— begin Record set —

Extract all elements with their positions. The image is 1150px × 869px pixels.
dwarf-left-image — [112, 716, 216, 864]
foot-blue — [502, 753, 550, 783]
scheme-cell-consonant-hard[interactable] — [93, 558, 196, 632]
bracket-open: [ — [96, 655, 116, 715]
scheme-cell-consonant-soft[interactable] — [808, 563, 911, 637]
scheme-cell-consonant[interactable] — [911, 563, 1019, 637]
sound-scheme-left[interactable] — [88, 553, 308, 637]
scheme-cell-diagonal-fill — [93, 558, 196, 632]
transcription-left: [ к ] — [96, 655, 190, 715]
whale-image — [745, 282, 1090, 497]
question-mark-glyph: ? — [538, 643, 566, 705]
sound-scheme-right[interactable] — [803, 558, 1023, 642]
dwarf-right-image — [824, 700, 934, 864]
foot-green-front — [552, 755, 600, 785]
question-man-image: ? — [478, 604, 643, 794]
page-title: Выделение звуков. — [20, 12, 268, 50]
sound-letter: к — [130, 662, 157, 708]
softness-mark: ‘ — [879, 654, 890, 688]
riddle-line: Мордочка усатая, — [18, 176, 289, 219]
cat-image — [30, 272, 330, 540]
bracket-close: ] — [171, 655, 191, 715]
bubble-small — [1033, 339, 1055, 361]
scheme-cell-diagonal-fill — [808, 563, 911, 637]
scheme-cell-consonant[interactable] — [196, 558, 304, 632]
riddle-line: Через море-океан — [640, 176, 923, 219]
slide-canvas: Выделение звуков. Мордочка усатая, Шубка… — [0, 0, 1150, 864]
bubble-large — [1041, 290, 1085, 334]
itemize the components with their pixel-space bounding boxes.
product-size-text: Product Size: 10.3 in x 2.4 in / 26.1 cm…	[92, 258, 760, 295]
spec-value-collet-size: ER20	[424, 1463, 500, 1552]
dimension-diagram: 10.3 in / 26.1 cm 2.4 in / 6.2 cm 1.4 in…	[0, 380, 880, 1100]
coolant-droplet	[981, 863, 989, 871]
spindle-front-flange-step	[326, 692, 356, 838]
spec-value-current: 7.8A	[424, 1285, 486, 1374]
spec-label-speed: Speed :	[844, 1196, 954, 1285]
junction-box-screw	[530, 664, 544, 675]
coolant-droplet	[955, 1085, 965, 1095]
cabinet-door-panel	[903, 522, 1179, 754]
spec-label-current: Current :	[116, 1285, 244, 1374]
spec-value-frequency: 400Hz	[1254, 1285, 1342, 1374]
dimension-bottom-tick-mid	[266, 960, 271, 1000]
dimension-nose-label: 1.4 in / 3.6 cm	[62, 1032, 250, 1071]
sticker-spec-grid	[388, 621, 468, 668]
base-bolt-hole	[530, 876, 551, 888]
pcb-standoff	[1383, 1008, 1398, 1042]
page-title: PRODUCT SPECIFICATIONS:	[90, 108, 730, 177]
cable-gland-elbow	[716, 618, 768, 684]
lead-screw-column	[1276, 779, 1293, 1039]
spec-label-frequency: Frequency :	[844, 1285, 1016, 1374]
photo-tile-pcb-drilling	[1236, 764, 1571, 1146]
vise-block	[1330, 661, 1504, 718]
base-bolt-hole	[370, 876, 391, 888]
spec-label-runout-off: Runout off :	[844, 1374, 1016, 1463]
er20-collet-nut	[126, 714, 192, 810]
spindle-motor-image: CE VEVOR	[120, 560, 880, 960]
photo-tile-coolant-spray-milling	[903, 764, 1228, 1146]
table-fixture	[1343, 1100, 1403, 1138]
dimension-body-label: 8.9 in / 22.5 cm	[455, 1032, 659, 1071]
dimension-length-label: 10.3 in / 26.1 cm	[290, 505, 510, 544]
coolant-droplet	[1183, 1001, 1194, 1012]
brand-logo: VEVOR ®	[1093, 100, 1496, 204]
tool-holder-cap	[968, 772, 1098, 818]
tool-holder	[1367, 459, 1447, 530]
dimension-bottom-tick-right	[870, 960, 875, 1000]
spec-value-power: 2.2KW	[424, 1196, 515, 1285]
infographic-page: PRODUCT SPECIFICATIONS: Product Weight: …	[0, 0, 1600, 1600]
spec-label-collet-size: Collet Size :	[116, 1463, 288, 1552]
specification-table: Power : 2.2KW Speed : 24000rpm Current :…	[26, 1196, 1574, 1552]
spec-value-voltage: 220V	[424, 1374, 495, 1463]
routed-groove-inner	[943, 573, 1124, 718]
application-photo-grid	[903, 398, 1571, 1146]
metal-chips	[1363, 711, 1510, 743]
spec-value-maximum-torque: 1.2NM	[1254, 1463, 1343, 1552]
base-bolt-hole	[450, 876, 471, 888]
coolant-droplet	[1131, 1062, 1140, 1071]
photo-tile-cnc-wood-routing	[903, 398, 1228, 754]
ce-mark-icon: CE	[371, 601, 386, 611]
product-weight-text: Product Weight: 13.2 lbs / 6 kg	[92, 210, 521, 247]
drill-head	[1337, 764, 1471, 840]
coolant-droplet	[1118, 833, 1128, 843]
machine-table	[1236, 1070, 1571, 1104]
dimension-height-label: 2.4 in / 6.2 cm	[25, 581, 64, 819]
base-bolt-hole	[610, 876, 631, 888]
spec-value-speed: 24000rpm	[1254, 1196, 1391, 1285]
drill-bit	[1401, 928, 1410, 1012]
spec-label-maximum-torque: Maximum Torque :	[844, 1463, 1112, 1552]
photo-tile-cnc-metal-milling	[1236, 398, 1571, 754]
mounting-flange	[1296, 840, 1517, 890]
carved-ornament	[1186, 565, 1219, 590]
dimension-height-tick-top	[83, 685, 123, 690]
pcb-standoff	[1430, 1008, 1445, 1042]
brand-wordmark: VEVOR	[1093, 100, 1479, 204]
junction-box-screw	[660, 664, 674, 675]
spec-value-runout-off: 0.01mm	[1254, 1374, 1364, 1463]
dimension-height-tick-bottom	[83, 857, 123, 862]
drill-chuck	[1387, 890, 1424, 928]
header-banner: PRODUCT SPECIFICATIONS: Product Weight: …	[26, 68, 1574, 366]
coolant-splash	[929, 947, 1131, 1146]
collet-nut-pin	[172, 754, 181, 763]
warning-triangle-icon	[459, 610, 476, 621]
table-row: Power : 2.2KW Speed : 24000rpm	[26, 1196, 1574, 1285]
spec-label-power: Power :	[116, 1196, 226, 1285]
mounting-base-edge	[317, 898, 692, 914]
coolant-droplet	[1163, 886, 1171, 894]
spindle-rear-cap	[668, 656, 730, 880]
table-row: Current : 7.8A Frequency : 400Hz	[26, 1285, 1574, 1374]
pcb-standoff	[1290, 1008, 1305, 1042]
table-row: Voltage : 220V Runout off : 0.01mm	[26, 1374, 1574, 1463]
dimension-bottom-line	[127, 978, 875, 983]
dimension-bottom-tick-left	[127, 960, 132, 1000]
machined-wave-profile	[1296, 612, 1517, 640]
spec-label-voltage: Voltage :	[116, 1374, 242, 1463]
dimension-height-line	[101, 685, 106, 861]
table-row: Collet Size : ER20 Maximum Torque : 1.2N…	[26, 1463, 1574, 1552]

— end Record set —

# Directions
Copy out every line of the material above, word for word and with nothing changed.

# Answer in full
Extract all elements with their positions. The image is 1150px × 869px pixels.
dwarf-left-image — [112, 716, 216, 864]
foot-blue — [502, 753, 550, 783]
scheme-cell-consonant-hard[interactable] — [93, 558, 196, 632]
bracket-open: [ — [96, 655, 116, 715]
scheme-cell-consonant-soft[interactable] — [808, 563, 911, 637]
scheme-cell-consonant[interactable] — [911, 563, 1019, 637]
sound-scheme-left[interactable] — [88, 553, 308, 637]
scheme-cell-diagonal-fill — [93, 558, 196, 632]
transcription-left: [ к ] — [96, 655, 190, 715]
whale-image — [745, 282, 1090, 497]
question-mark-glyph: ? — [538, 643, 566, 705]
sound-scheme-right[interactable] — [803, 558, 1023, 642]
dwarf-right-image — [824, 700, 934, 864]
foot-green-front — [552, 755, 600, 785]
question-man-image: ? — [478, 604, 643, 794]
page-title: Выделение звуков. — [20, 12, 268, 50]
sound-letter: к — [130, 662, 157, 708]
softness-mark: ‘ — [879, 654, 890, 688]
riddle-line: Мордочка усатая, — [18, 176, 289, 219]
cat-image — [30, 272, 330, 540]
bracket-close: ] — [171, 655, 191, 715]
bubble-small — [1033, 339, 1055, 361]
scheme-cell-diagonal-fill — [808, 563, 911, 637]
scheme-cell-consonant[interactable] — [196, 558, 304, 632]
riddle-line: Через море-океан — [640, 176, 923, 219]
slide-canvas: Выделение звуков. Мордочка усатая, Шубка… — [0, 0, 1150, 864]
bubble-large — [1041, 290, 1085, 334]
itemize the components with their pixel-space bounding boxes.
product-size-text: Product Size: 10.3 in x 2.4 in / 26.1 cm…	[92, 258, 760, 295]
spec-value-collet-size: ER20	[424, 1463, 500, 1552]
dimension-diagram: 10.3 in / 26.1 cm 2.4 in / 6.2 cm 1.4 in…	[0, 380, 880, 1100]
coolant-droplet	[981, 863, 989, 871]
spindle-front-flange-step	[326, 692, 356, 838]
spec-value-current: 7.8A	[424, 1285, 486, 1374]
spec-label-speed: Speed :	[844, 1196, 954, 1285]
junction-box-screw	[530, 664, 544, 675]
coolant-droplet	[955, 1085, 965, 1095]
cabinet-door-panel	[903, 522, 1179, 754]
spec-label-current: Current :	[116, 1285, 244, 1374]
spec-value-frequency: 400Hz	[1254, 1285, 1342, 1374]
dimension-bottom-tick-mid	[266, 960, 271, 1000]
dimension-nose-label: 1.4 in / 3.6 cm	[62, 1032, 250, 1071]
sticker-spec-grid	[388, 621, 468, 668]
base-bolt-hole	[530, 876, 551, 888]
pcb-standoff	[1383, 1008, 1398, 1042]
page-title: PRODUCT SPECIFICATIONS:	[90, 108, 730, 177]
cable-gland-elbow	[716, 618, 768, 684]
lead-screw-column	[1276, 779, 1293, 1039]
spec-label-frequency: Frequency :	[844, 1285, 1016, 1374]
photo-tile-pcb-drilling	[1236, 764, 1571, 1146]
vise-block	[1330, 661, 1504, 718]
base-bolt-hole	[370, 876, 391, 888]
spec-label-runout-off: Runout off :	[844, 1374, 1016, 1463]
er20-collet-nut	[126, 714, 192, 810]
spindle-motor-image: CE VEVOR	[120, 560, 880, 960]
photo-tile-coolant-spray-milling	[903, 764, 1228, 1146]
table-fixture	[1343, 1100, 1403, 1138]
dimension-body-label: 8.9 in / 22.5 cm	[455, 1032, 659, 1071]
dimension-length-label: 10.3 in / 26.1 cm	[290, 505, 510, 544]
coolant-droplet	[1183, 1001, 1194, 1012]
brand-logo: VEVOR ®	[1093, 100, 1496, 204]
tool-holder-cap	[968, 772, 1098, 818]
tool-holder	[1367, 459, 1447, 530]
dimension-bottom-tick-right	[870, 960, 875, 1000]
spec-value-power: 2.2KW	[424, 1196, 515, 1285]
infographic-page: PRODUCT SPECIFICATIONS: Product Weight: …	[0, 0, 1600, 1600]
spec-label-collet-size: Collet Size :	[116, 1463, 288, 1552]
specification-table: Power : 2.2KW Speed : 24000rpm Current :…	[26, 1196, 1574, 1552]
spec-value-voltage: 220V	[424, 1374, 495, 1463]
routed-groove-inner	[943, 573, 1124, 718]
application-photo-grid	[903, 398, 1571, 1146]
metal-chips	[1363, 711, 1510, 743]
spec-value-maximum-torque: 1.2NM	[1254, 1463, 1343, 1552]
base-bolt-hole	[450, 876, 471, 888]
coolant-droplet	[1131, 1062, 1140, 1071]
photo-tile-cnc-wood-routing	[903, 398, 1228, 754]
ce-mark-icon: CE	[371, 601, 386, 611]
product-weight-text: Product Weight: 13.2 lbs / 6 kg	[92, 210, 521, 247]
drill-head	[1337, 764, 1471, 840]
coolant-droplet	[1118, 833, 1128, 843]
machine-table	[1236, 1070, 1571, 1104]
dimension-height-label: 2.4 in / 6.2 cm	[25, 581, 64, 819]
base-bolt-hole	[610, 876, 631, 888]
spec-value-speed: 24000rpm	[1254, 1196, 1391, 1285]
drill-bit	[1401, 928, 1410, 1012]
spec-label-maximum-torque: Maximum Torque :	[844, 1463, 1112, 1552]
photo-tile-cnc-metal-milling	[1236, 398, 1571, 754]
mounting-flange	[1296, 840, 1517, 890]
carved-ornament	[1186, 565, 1219, 590]
dimension-height-tick-top	[83, 685, 123, 690]
pcb-standoff	[1430, 1008, 1445, 1042]
brand-wordmark: VEVOR	[1093, 100, 1479, 204]
junction-box-screw	[660, 664, 674, 675]
spec-value-runout-off: 0.01mm	[1254, 1374, 1364, 1463]
dimension-height-tick-bottom	[83, 857, 123, 862]
drill-chuck	[1387, 890, 1424, 928]
header-banner: PRODUCT SPECIFICATIONS: Product Weight: …	[26, 68, 1574, 366]
coolant-splash	[929, 947, 1131, 1146]
collet-nut-pin	[172, 754, 181, 763]
warning-triangle-icon	[459, 610, 476, 621]
table-row: Power : 2.2KW Speed : 24000rpm	[26, 1196, 1574, 1285]
spec-label-power: Power :	[116, 1196, 226, 1285]
mounting-base-edge	[317, 898, 692, 914]
coolant-droplet	[1163, 886, 1171, 894]
spindle-rear-cap	[668, 656, 730, 880]
table-row: Current : 7.8A Frequency : 400Hz	[26, 1285, 1574, 1374]
pcb-standoff	[1290, 1008, 1305, 1042]
table-row: Voltage : 220V Runout off : 0.01mm	[26, 1374, 1574, 1463]
dimension-bottom-line	[127, 978, 875, 983]
dimension-bottom-tick-left	[127, 960, 132, 1000]
machined-wave-profile	[1296, 612, 1517, 640]
spec-label-voltage: Voltage :	[116, 1374, 242, 1463]
dimension-height-line	[101, 685, 106, 861]
table-row: Collet Size : ER20 Maximum Torque : 1.2N…	[26, 1463, 1574, 1552]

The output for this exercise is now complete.